++++ Extracted entries

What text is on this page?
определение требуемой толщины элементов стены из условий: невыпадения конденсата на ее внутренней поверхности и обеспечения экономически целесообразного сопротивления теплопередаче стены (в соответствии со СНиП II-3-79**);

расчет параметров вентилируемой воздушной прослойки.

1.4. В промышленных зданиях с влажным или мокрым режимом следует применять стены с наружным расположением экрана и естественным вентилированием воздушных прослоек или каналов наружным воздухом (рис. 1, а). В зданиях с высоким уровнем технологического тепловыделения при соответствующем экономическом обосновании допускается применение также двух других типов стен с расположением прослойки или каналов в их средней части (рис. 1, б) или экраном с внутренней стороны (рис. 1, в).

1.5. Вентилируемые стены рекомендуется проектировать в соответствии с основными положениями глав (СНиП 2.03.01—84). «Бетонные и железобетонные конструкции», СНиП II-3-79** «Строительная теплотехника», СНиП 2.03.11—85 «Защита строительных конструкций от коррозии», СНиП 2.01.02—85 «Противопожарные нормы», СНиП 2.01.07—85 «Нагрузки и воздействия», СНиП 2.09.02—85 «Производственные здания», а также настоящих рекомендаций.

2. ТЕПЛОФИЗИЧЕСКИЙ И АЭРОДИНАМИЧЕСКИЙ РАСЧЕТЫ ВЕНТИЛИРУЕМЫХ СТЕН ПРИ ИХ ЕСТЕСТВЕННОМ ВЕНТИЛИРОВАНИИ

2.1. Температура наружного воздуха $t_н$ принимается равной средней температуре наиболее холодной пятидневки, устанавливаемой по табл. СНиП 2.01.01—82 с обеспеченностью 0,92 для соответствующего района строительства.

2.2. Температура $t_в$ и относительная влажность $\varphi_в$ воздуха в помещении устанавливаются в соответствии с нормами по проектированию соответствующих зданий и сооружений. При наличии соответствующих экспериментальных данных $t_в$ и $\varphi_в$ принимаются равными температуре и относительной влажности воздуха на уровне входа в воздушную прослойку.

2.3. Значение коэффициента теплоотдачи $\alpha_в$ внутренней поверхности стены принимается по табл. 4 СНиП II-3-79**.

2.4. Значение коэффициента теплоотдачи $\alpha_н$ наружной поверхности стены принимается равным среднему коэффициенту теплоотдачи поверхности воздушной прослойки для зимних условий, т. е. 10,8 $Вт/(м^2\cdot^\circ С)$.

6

++++++++

◆ **Short exercise**
Your task is to retype all of the records exactly.

◆ **Right answer**
What text is on this page?
определение требуемой толщины элементов стены из условий: невыпадения конденсата на ее внутренней поверхности и обеспечения экономически целесообразного сопротивления теплопередаче стены (в соответствии со СНиП II-3-79**);

расчет параметров вентилируемой воздушной прослойки.

1.4. В промышленных зданиях с влажным или мокрым режимом следует применять стены с наружным расположением экрана и естественным вентилированием воздушных прослоек или каналов наружным воздухом (рис. 1, а). В зданиях с высоким уровнем технологического тепловыделения при соответствующем экономическом обосновании допускается применение также двух других типов стен с расположением прослойки или каналов в их средней части (рис. 1, б) или экраном с внутренней стороны (рис. 1, в).

1.5. Вентилируемые стены рекомендуется проектировать в соответствии с основными положениями глав (СНиП 2.03.01—84). «Бетонные и железобетонные конструкции», СНиП II-3-79** «Строительная теплотехника», СНиП 2.03.11—85 «Защита строительных конструкций от коррозии», СНиП 2.01.02—85 «Противопожарные нормы», СНиП 2.01.07—85 «Нагрузки и воздействия», СНиП 2.09.02—85 «Производственные здания», а также настоящих рекомендаций.

2. ТЕПЛОФИЗИЧЕСКИЙ И АЭРОДИНАМИЧЕСКИЙ РАСЧЕТЫ ВЕНТИЛИРУЕМЫХ СТЕН ПРИ ИХ ЕСТЕСТВЕННОМ ВЕНТИЛИРОВАНИИ

2.1. Температура наружного воздуха $t_н$ принимается равной средней температуре наиболее холодной пятидневки, устанавливаемой по табл. СНиП 2.01.01—82 с обеспеченностью 0,92 для соответствующего района строительства.

2.2. Температура $t_в$ и относительная влажность $\varphi_в$ воздуха в помещении устанавливаются в соответствии с нормами по проектированию соответствующих зданий и сооружений. При наличии соответствующих экспериментальных данных $t_в$ и $\varphi_в$ принимаются равными температуре и относительной влажности воздуха на уровне входа в воздушную прослойку.

2.3. Значение коэффициента теплоотдачи $\alpha_в$ внутренней поверхности стены принимается по табл. 4 СНиП II-3-79**.

2.4. Значение коэффициента теплоотдачи $\alpha_н$ наружной поверхности стены принимается равным среднему коэффициенту теплоотдачи поверхности воздушной прослойки для зимних условий, т. е. 10,8 $Вт/(м^2\cdot^\circ С)$.

6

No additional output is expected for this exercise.